Problems to solve:
A - In the FOCI '13 workshop report, what was the length of the rump session that followed the main sessions?
B - Pick up the FOCI '13 workshop report after its final sentence and keep writing.

** start Document section **

Filed under: Uncategorized | Tags: censorship, cryptography, distributed computing, theory
Recently my student Mahdi Zamani presented a paper, Towards Provably-Secure Scalable Anonymous Broadcast, at the FOCI ’13 (Free and Open Communication on the Internet). This is his report on the workshop – Jared
Last week, I attended the third USENIX workshop on Free and Open Communications on the Internet (FOCI’13) in Washington, DC. The workshop consisted of three main sessions for peer-reviewed full papers and a rump session for quick presentations. The first session focused on state-level censorship by discussing various methods used by several governments around the world to suppress freedom of speech. The second session was centered around methods for detection and prevention of censorship in the Internet. These include methods for monitoring censorship, analysis of captured data, and designing efficient infrastructures for censorship prevention. The third session focused on technical methods for anonymous communication, an important approach for protecting against surveillance and censorship. The main sessions were followed by a one-hour rump session aimed at briefly presenting new challenges and ongoing work in this area. In the following, I give a summary of a few interesting papers presented in the workshop.

** end Document section **
** start Dataset extract **

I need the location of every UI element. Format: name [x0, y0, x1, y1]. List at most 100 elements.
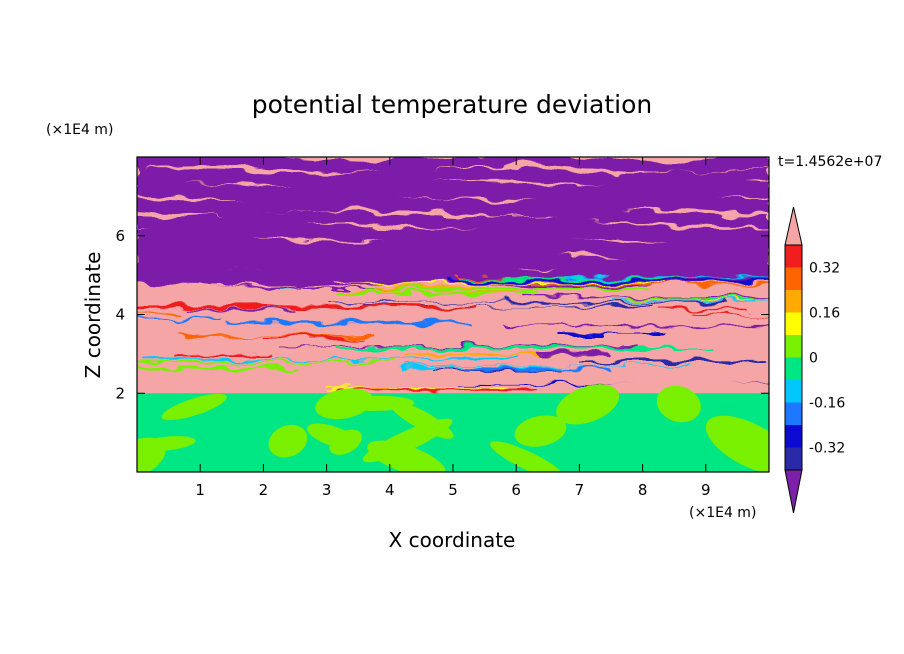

** end Dataset extract **

Solved tasks:
A - One hour.

B -
In the first session, John Verkamp from Indiana University explained how Twitter spam was used by the governments of China, Syria, Russia, and Mexico during five political events from 2011 to 2012 to inhibit political speech. Such spams appear as a large numbers of tweets with similar hashtags, but contents irrelevant to the subject. Effectively, this renders a politically-charged hashtag useless. The paper gives several interesting patterns that can be used to easily distinguish spam tweets from innocent tweets. For example, spam tweets usually use fewer stop words than non-spam tweets. In Mexico, spammers used account names that all had exactly 15 characters. These findings seem extremely helpful for guiding defense mechanisms against political spam in social networks.
Mobin Javed from UC Berkeley presented a paper by Zubair Nabi from Pakistan, where access to the Internet is mostly controlled by the state and is censored in a centralized way at the Internet exchange level. This paper shows several techniques used by the Pakistani government since 2006 to filter Internet content including DNS lookup, IP blacklisting, HTTP filtering, and URL keyword filtering. An interesting thing about this research is that it is the first study of the cause, effect, and mechanism of web censorship in Pakistan.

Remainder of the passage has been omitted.